-- start --

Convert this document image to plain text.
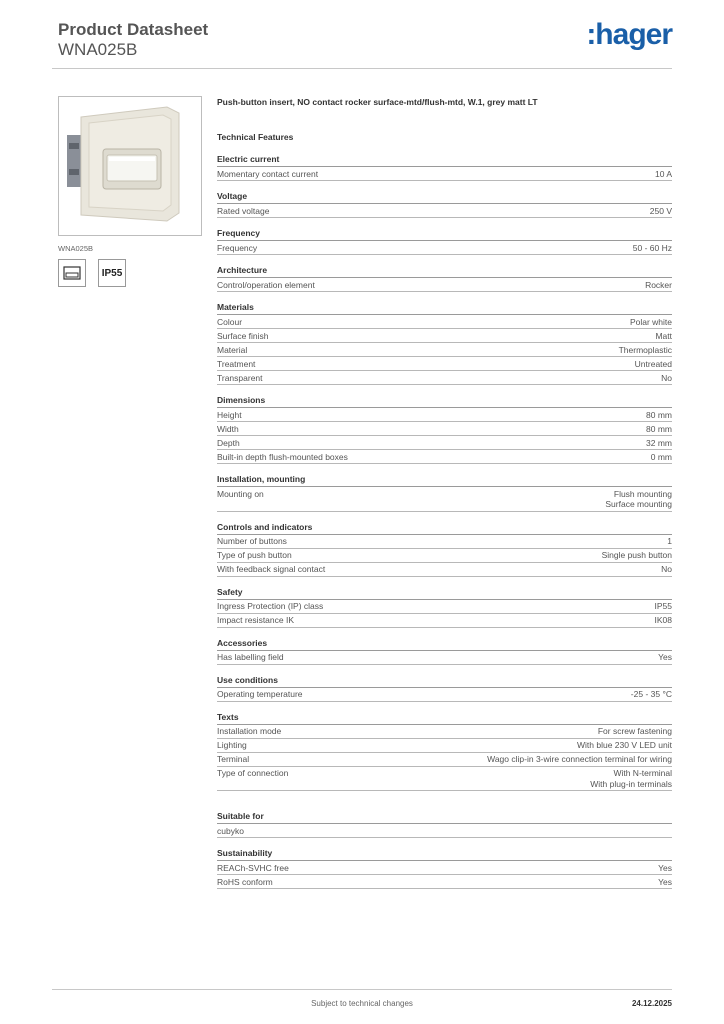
Product Datasheet
WNA025B	:hager
WNA025B
IP55
Push-button insert, NO contact rocker surface-mtd/flush-mtd, W.1, grey matt LT
Technical Features
Electric current
Momentary contact current	10 A
Voltage
Rated voltage	250 V
Frequency
Frequency	50 - 60 Hz
Architecture
Control/operation element	Rocker
Materials
Colour	Polar white
Surface finish	Matt
Material	Thermoplastic
Treatment	Untreated
Transparent	No
Dimensions
Height	80 mm
Width	80 mm
Depth	32 mm
Built-in depth flush-mounted boxes	0 mm
Installation, mounting
Mounting on	Flush mounting
Surface mounting
Controls and indicators
Number of buttons	1
Type of push button	Single push button
With feedback signal contact	No
Safety
Ingress Protection (IP) class	IP55
Impact resistance IK	IK08
Accessories
Has labelling field	Yes
Use conditions
Operating temperature	-25 - 35 °C
Texts
Installation mode	For screw fastening
Lighting	With blue 230 V LED unit
Terminal	Wago clip-in 3-wire connection terminal for wiring
Type of connection	With N-terminal
With plug-in terminals
Suitable for
cubyko
Sustainability
REACh-SVHC free	Yes
RoHS conform	Yes
Subject to technical changes	24.12.2025
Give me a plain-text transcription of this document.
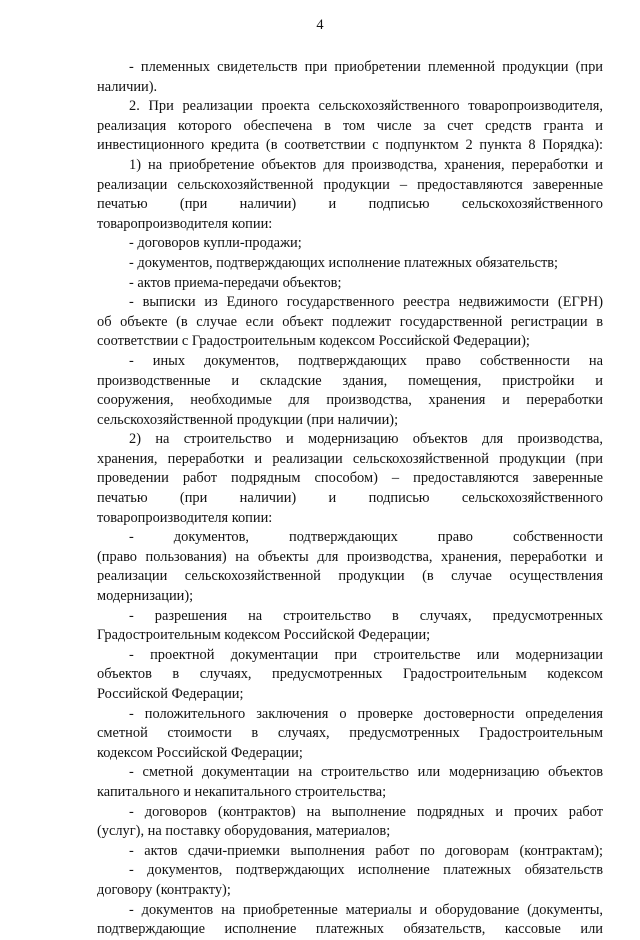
4
- племенных свидетельств при приобретении племенной продукции (при
наличии).
2. При реализации проекта сельскохозяйственного товаропроизводителя,
реализация которого обеспечена в том числе за счет средств гранта и
инвестиционного кредита (в соответствии с подпунктом 2 пункта 8 Порядка):
1) на приобретение объектов для производства, хранения, переработки и
реализации сельскохозяйственной продукции – предоставляются заверенные
печатью (при наличии) и подписью сельскохозяйственного
товаропроизводителя копии:
- договоров купли-продажи;
- документов, подтверждающих исполнение платежных обязательств;
- актов приема-передачи объектов;
- выписки из Единого государственного реестра недвижимости (ЕГРН)
об объекте (в случае если объект подлежит государственной регистрации в
соответствии с Градостроительным кодексом Российской Федерации);
- иных документов, подтверждающих право собственности на
производственные и складские здания, помещения, пристройки и
сооружения, необходимые для производства, хранения и переработки
сельскохозяйственной продукции (при наличии);
2) на строительство и модернизацию объектов для производства,
хранения, переработки и реализации сельскохозяйственной продукции (при
проведении работ подрядным способом) – предоставляются заверенные
печатью (при наличии) и подписью сельскохозяйственного
товаропроизводителя копии:
- документов, подтверждающих право собственности
(право пользования) на объекты для производства, хранения, переработки и
реализации сельскохозяйственной продукции (в случае осуществления
модернизации);
- разрешения на строительство в случаях, предусмотренных
Градостроительным кодексом Российской Федерации;
- проектной документации при строительстве или модернизации
объектов в случаях, предусмотренных Градостроительным кодексом
Российской Федерации;
- положительного заключения о проверке достоверности определения
сметной стоимости в случаях, предусмотренных Градостроительным
кодексом Российской Федерации;
- сметной документации на строительство или модернизацию объектов
капитального и некапитального строительства;
- договоров (контрактов) на выполнение подрядных и прочих работ
(услуг), на поставку оборудования, материалов;
- актов сдачи-приемки выполнения работ по договорам (контрактам);
- документов, подтверждающих исполнение платежных обязательств
договору (контракту);
- документов на приобретенные материалы и оборудование (документы,
подтверждающие исполнение платежных обязательств, кассовые или
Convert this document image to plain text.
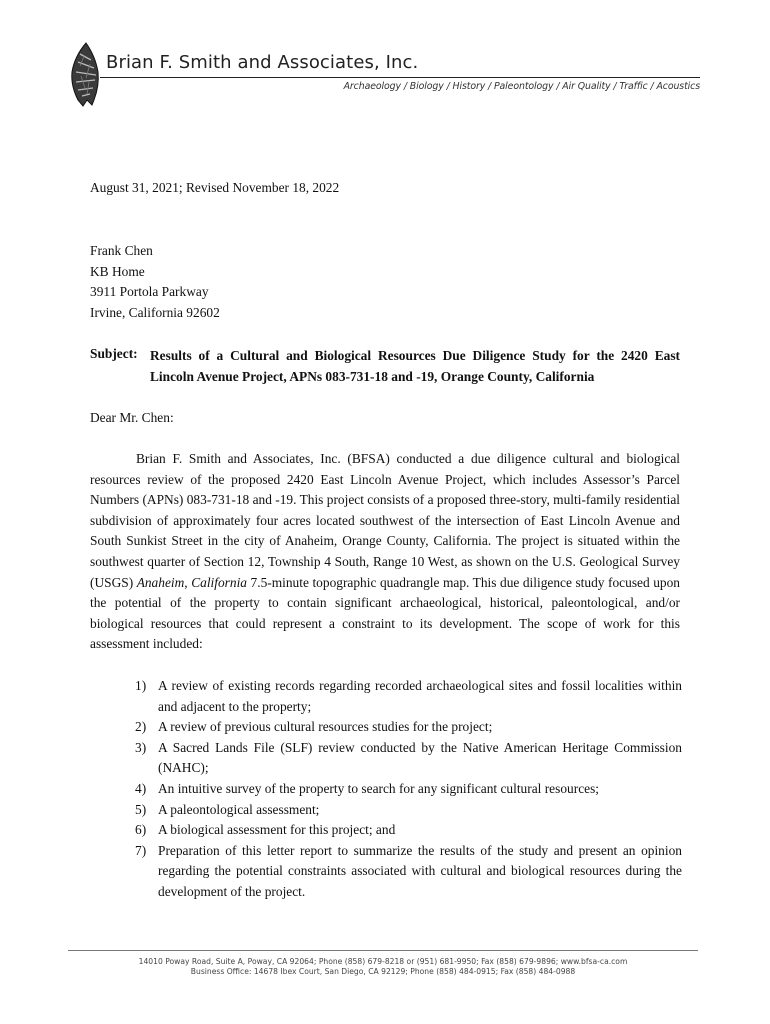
Brian F. Smith and Associates, Inc.
Archaeology / Biology / History / Paleontology / Air Quality / Traffic / Acoustics
August 31, 2021; Revised November 18, 2022
Frank Chen
KB Home
3911 Portola Parkway
Irvine, California 92602
Subject: Results of a Cultural and Biological Resources Due Diligence Study for the 2420 East Lincoln Avenue Project, APNs 083-731-18 and -19, Orange County, California
Dear Mr. Chen:
Brian F. Smith and Associates, Inc. (BFSA) conducted a due diligence cultural and biological resources review of the proposed 2420 East Lincoln Avenue Project, which includes Assessor’s Parcel Numbers (APNs) 083-731-18 and -19. This project consists of a proposed three-story, multi-family residential subdivision of approximately four acres located southwest of the intersection of East Lincoln Avenue and South Sunkist Street in the city of Anaheim, Orange County, California. The project is situated within the southwest quarter of Section 12, Township 4 South, Range 10 West, as shown on the U.S. Geological Survey (USGS) Anaheim, California 7.5-minute topographic quadrangle map. This due diligence study focused upon the potential of the property to contain significant archaeological, historical, paleontological, and/or biological resources that could represent a constraint to its development. The scope of work for this assessment included:
1) A review of existing records regarding recorded archaeological sites and fossil localities within and adjacent to the property;
2) A review of previous cultural resources studies for the project;
3) A Sacred Lands File (SLF) review conducted by the Native American Heritage Commission (NAHC);
4) An intuitive survey of the property to search for any significant cultural resources;
5) A paleontological assessment;
6) A biological assessment for this project; and
7) Preparation of this letter report to summarize the results of the study and present an opinion regarding the potential constraints associated with cultural and biological resources during the development of the project.
14010 Poway Road, Suite A, Poway, CA 92064; Phone (858) 679-8218 or (951) 681-9950; Fax (858) 679-9896; www.bfsa-ca.com
Business Office: 14678 Ibex Court, San Diego, CA 92129; Phone (858) 484-0915; Fax (858) 484-0988
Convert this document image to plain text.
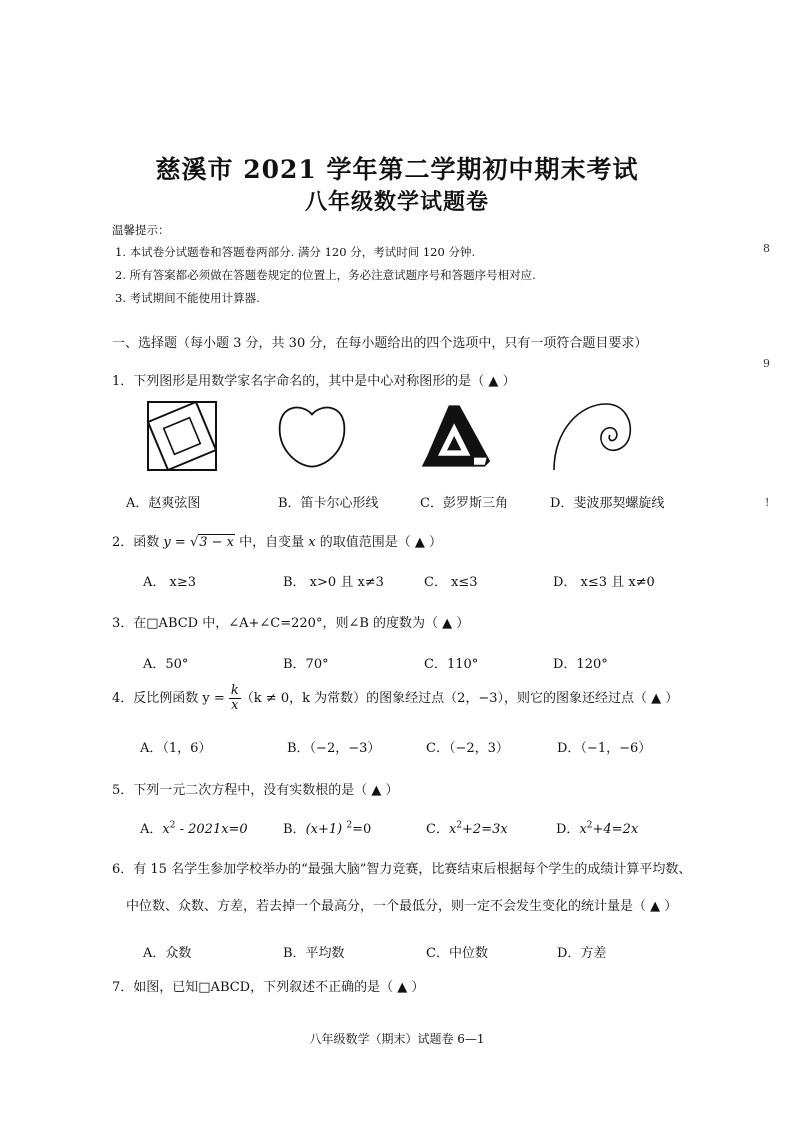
慈溪市 2021 学年第二学期初中期末考试
八年级数学试题卷
温馨提示：
1. 本试卷分试题卷和答题卷两部分. 满分 120 分，考试时间 120 分钟.
2. 所有答案都必须做在答题卷规定的位置上，务必注意试题序号和答题序号相对应.
3. 考试期间不能使用计算器.
8
9
!
一、选择题（每小题 3 分，共 30 分，在每小题给出的四个选项中，只有一项符合题目要求）
1．下列图形是用数学家名字命名的，其中是中心对称图形的是（ ▲ ）
A．赵爽弦图	B．笛卡尔心形线	C．彭罗斯三角	D．斐波那契螺旋线
2．函数 y = √3 − x 中，自变量 x 的取值范围是（ ▲ ）
A． x≥3	B． x>0 且 x≠3	C． x≤3	D． x≤3 且 x≠0
3．在□ABCD 中，∠A+∠C=220°，则∠B 的度数为（ ▲ ）
A．50°	B．70°	C．110°	D．120°
4．反比例函数 $y = \frac{k}{x} (k \ne 0$，k 为常数）的图象经过点（2，−3），则它的图象还经过点（ ▲ ）
A．（1，6）	B．（−2，−3）	C．（−2，3）	D．（−1，−6）
5．下列一元二次方程中，没有实数根的是（ ▲ ）
A．$x^2 - 2021x=0$	B．(x+1) $^2$=0	C．$x^2+2=3x$	D．$x^2+4=2x$
6．有 15 名学生参加学校举办的“最强大脑”智力竞赛，比赛结束后根据每个学生的成绩计算平均数、
中位数、众数、方差，若去掉一个最高分，一个最低分，则一定不会发生变化的统计量是（ ▲ ）
A．众数	B．平均数	C．中位数	D．方差
7．如图，已知□ABCD，下列叙述不正确的是（ ▲ ）
八年级数学（期末）试题卷 6—1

-- end --

▸ **What is required**:
Repeat the listing in full and exactly. Do not include any images.

▸ **Reply to the task**:
Convert this document image to plain text.
Product Datasheet
WNA025B	:hager
WNA025B
IP55
Push-button insert, NO contact rocker surface-mtd/flush-mtd, W.1, grey matt LT
Technical Features
Electric current
Momentary contact current	10 A
Voltage
Rated voltage	250 V
Frequency
Frequency	50 - 60 Hz
Architecture
Control/operation element	Rocker
Materials
Colour	Polar white
Surface finish	Matt
Material	Thermoplastic
Treatment	Untreated
Transparent	No
Dimensions
Height	80 mm
Width	80 mm
Depth	32 mm
Built-in depth flush-mounted boxes	0 mm
Installation, mounting
Mounting on	Flush mounting
Surface mounting
Controls and indicators
Number of buttons	1
Type of push button	Single push button
With feedback signal contact	No
Safety
Ingress Protection (IP) class	IP55
Impact resistance IK	IK08
Accessories
Has labelling field	Yes
Use conditions
Operating temperature	-25 - 35 °C
Texts
Installation mode	For screw fastening
Lighting	With blue 230 V LED unit
Terminal	Wago clip-in 3-wire connection terminal for wiring
Type of connection	With N-terminal
With plug-in terminals
Suitable for
cubyko
Sustainability
REACh-SVHC free	Yes
RoHS conform	Yes
Subject to technical changes	24.12.2025
Give me a plain-text transcription of this document.
4
- племенных свидетельств при приобретении племенной продукции (при
наличии).
2. При реализации проекта сельскохозяйственного товаропроизводителя,
реализация которого обеспечена в том числе за счет средств гранта и
инвестиционного кредита (в соответствии с подпунктом 2 пункта 8 Порядка):
1) на приобретение объектов для производства, хранения, переработки и
реализации сельскохозяйственной продукции – предоставляются заверенные
печатью (при наличии) и подписью сельскохозяйственного
товаропроизводителя копии:
- договоров купли-продажи;
- документов, подтверждающих исполнение платежных обязательств;
- актов приема-передачи объектов;
- выписки из Единого государственного реестра недвижимости (ЕГРН)
об объекте (в случае если объект подлежит государственной регистрации в
соответствии с Градостроительным кодексом Российской Федерации);
- иных документов, подтверждающих право собственности на
производственные и складские здания, помещения, пристройки и
сооружения, необходимые для производства, хранения и переработки
сельскохозяйственной продукции (при наличии);
2) на строительство и модернизацию объектов для производства,
хранения, переработки и реализации сельскохозяйственной продукции (при
проведении работ подрядным способом) – предоставляются заверенные
печатью (при наличии) и подписью сельскохозяйственного
товаропроизводителя копии:
- документов, подтверждающих право собственности
(право пользования) на объекты для производства, хранения, переработки и
реализации сельскохозяйственной продукции (в случае осуществления
модернизации);
- разрешения на строительство в случаях, предусмотренных
Градостроительным кодексом Российской Федерации;
- проектной документации при строительстве или модернизации
объектов в случаях, предусмотренных Градостроительным кодексом
Российской Федерации;
- положительного заключения о проверке достоверности определения
сметной стоимости в случаях, предусмотренных Градостроительным
кодексом Российской Федерации;
- сметной документации на строительство или модернизацию объектов
капитального и некапитального строительства;
- договоров (контрактов) на выполнение подрядных и прочих работ
(услуг), на поставку оборудования, материалов;
- актов сдачи-приемки выполнения работ по договорам (контрактам);
- документов, подтверждающих исполнение платежных обязательств
договору (контракту);
- документов на приобретенные материалы и оборудование (документы,
подтверждающие исполнение платежных обязательств, кассовые или
Convert this document image to plain text.
Brian F. Smith and Associates, Inc.
Archaeology / Biology / History / Paleontology / Air Quality / Traffic / Acoustics
August 31, 2021; Revised November 18, 2022
Frank Chen
KB Home
3911 Portola Parkway
Irvine, California 92602
Subject: Results of a Cultural and Biological Resources Due Diligence Study for the 2420 East Lincoln Avenue Project, APNs 083-731-18 and -19, Orange County, California
Dear Mr. Chen:
Brian F. Smith and Associates, Inc. (BFSA) conducted a due diligence cultural and biological resources review of the proposed 2420 East Lincoln Avenue Project, which includes Assessor’s Parcel Numbers (APNs) 083-731-18 and -19. This project consists of a proposed three-story, multi-family residential subdivision of approximately four acres located southwest of the intersection of East Lincoln Avenue and South Sunkist Street in the city of Anaheim, Orange County, California. The project is situated within the southwest quarter of Section 12, Township 4 South, Range 10 West, as shown on the U.S. Geological Survey (USGS) Anaheim, California 7.5-minute topographic quadrangle map. This due diligence study focused upon the potential of the property to contain significant archaeological, historical, paleontological, and/or biological resources that could represent a constraint to its development. The scope of work for this assessment included:
1) A review of existing records regarding recorded archaeological sites and fossil localities within and adjacent to the property;
2) A review of previous cultural resources studies for the project;
3) A Sacred Lands File (SLF) review conducted by the Native American Heritage Commission (NAHC);
4) An intuitive survey of the property to search for any significant cultural resources;
5) A paleontological assessment;
6) A biological assessment for this project; and
7) Preparation of this letter report to summarize the results of the study and present an opinion regarding the potential constraints associated with cultural and biological resources during the development of the project.
14010 Poway Road, Suite A, Poway, CA 92064; Phone (858) 679-8218 or (951) 681-9950; Fax (858) 679-9896; www.bfsa-ca.com
Business Office: 14678 Ibex Court, San Diego, CA 92129; Phone (858) 484-0915; Fax (858) 484-0988
Convert this document image to plain text.
慈溪市 2021 学年第二学期初中期末考试
八年级数学试题卷
温馨提示：
1. 本试卷分试题卷和答题卷两部分. 满分 120 分，考试时间 120 分钟.
2. 所有答案都必须做在答题卷规定的位置上，务必注意试题序号和答题序号相对应.
3. 考试期间不能使用计算器.
8
9
!
一、选择题（每小题 3 分，共 30 分，在每小题给出的四个选项中，只有一项符合题目要求）
1．下列图形是用数学家名字命名的，其中是中心对称图形的是（ ▲ ）
A．赵爽弦图	B．笛卡尔心形线	C．彭罗斯三角	D．斐波那契螺旋线
2．函数 y = √3 − x 中，自变量 x 的取值范围是（ ▲ ）
A． x≥3	B． x>0 且 x≠3	C． x≤3	D． x≤3 且 x≠0
3．在□ABCD 中，∠A+∠C=220°，则∠B 的度数为（ ▲ ）
A．50°	B．70°	C．110°	D．120°
4．反比例函数 $y = \frac{k}{x} (k \ne 0$，k 为常数）的图象经过点（2，−3），则它的图象还经过点（ ▲ ）
A．（1，6）	B．（−2，−3）	C．（−2，3）	D．（−1，−6）
5．下列一元二次方程中，没有实数根的是（ ▲ ）
A．$x^2 - 2021x=0$	B．(x+1) $^2$=0	C．$x^2+2=3x$	D．$x^2+4=2x$
6．有 15 名学生参加学校举办的“最强大脑”智力竞赛，比赛结束后根据每个学生的成绩计算平均数、
中位数、众数、方差，若去掉一个最高分，一个最低分，则一定不会发生变化的统计量是（ ▲ ）
A．众数	B．平均数	C．中位数	D．方差
7．如图，已知□ABCD，下列叙述不正确的是（ ▲ ）
八年级数学（期末）试题卷 6—1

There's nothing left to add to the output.